INSTRUCTIONS FOR THE TASK – Only a number is expected: how many lines in the data below contain the word "title".
+++
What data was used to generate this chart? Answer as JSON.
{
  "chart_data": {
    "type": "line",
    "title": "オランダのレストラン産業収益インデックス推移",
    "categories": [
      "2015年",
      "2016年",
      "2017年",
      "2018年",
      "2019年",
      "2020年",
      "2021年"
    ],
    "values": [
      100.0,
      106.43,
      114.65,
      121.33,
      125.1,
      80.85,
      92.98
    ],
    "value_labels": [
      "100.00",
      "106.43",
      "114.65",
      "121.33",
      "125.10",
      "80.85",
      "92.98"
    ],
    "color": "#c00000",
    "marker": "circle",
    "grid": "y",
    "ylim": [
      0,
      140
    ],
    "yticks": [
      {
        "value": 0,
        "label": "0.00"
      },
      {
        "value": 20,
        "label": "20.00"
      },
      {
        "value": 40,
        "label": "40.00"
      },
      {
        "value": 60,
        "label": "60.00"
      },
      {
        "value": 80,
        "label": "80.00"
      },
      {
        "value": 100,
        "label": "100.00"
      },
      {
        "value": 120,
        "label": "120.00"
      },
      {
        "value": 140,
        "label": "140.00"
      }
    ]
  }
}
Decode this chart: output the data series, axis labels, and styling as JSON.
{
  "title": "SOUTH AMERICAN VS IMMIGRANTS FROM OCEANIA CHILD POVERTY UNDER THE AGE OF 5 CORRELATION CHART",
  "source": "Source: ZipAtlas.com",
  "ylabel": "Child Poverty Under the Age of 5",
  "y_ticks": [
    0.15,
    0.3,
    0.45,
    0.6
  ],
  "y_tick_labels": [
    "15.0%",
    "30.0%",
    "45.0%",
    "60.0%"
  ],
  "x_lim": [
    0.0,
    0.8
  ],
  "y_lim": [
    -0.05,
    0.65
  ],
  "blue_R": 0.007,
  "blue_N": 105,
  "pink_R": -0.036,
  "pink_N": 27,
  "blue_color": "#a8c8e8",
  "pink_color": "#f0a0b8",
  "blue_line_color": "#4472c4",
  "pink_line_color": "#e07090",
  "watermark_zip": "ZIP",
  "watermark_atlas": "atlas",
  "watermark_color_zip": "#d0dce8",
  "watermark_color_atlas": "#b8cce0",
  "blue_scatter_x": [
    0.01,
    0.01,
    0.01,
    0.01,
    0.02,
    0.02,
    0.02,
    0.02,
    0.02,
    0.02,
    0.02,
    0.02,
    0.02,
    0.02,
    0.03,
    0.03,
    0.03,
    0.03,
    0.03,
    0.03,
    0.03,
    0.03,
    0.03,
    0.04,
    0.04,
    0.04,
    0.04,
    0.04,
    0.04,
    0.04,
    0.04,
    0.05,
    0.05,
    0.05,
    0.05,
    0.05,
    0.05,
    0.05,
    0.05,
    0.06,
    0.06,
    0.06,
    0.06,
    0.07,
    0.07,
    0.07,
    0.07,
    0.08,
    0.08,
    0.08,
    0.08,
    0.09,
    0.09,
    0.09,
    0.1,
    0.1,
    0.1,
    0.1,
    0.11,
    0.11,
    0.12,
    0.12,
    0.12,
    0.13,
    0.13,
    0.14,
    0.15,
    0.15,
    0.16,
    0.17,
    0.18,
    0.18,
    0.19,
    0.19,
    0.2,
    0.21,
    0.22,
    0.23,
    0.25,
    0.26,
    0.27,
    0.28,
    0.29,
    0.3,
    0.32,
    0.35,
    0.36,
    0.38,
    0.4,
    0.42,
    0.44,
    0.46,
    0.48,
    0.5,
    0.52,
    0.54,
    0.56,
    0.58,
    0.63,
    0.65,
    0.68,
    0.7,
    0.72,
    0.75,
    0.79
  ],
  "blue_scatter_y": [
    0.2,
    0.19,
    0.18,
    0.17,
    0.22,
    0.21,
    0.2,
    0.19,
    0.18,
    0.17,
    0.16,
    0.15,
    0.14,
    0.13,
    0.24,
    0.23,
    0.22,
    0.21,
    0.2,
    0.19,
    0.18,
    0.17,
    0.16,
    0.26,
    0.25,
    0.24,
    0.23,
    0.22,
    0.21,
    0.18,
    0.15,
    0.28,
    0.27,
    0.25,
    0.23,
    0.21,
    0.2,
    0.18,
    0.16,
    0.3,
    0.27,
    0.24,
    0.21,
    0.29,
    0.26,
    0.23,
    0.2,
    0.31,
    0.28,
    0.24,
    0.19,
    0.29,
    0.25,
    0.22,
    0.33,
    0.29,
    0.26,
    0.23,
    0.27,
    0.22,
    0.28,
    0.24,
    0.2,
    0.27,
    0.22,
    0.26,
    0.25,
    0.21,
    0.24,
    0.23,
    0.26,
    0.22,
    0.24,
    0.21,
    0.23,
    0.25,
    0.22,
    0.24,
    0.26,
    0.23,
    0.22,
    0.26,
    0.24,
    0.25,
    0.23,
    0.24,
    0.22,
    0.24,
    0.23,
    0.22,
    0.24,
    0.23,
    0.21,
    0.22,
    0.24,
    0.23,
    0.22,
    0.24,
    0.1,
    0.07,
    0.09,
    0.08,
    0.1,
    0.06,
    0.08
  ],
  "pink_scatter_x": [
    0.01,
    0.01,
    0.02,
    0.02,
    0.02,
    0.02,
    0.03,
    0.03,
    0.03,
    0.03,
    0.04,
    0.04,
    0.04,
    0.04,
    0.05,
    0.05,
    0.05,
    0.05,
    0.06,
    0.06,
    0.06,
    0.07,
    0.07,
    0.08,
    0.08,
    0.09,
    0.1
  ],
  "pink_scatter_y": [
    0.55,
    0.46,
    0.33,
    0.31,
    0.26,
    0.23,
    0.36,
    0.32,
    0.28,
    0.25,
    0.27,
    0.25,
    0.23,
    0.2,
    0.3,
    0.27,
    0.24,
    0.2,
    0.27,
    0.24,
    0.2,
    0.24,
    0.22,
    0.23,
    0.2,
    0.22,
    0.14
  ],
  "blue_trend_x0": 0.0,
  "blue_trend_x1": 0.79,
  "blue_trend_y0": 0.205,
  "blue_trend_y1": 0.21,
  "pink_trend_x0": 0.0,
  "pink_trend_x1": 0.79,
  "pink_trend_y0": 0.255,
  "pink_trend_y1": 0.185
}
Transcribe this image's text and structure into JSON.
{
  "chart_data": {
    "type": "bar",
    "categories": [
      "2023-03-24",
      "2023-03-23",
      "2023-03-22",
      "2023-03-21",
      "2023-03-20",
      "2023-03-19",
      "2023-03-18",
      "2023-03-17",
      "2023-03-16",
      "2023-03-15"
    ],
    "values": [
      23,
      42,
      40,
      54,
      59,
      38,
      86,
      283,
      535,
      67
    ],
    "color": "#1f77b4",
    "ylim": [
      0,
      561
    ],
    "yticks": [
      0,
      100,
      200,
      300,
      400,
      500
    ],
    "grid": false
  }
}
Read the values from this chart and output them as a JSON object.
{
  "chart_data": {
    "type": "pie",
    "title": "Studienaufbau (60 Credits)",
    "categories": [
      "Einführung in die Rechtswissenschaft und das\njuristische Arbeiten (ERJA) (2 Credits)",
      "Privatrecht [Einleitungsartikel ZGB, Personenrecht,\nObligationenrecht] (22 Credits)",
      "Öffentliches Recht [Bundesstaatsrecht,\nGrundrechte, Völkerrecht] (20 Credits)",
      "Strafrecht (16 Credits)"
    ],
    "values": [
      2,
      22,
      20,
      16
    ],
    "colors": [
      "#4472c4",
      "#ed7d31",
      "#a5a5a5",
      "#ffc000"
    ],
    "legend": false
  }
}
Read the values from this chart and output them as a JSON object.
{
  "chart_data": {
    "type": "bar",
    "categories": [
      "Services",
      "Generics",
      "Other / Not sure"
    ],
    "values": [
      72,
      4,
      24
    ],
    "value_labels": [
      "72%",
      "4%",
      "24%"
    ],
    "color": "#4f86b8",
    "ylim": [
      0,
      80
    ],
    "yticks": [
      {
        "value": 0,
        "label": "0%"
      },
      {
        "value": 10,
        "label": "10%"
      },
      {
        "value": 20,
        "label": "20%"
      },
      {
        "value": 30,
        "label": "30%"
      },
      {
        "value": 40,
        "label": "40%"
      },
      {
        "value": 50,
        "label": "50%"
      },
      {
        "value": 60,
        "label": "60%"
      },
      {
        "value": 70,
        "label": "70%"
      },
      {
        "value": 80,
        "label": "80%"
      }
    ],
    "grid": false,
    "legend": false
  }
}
+++
COMPLETED TASK – 3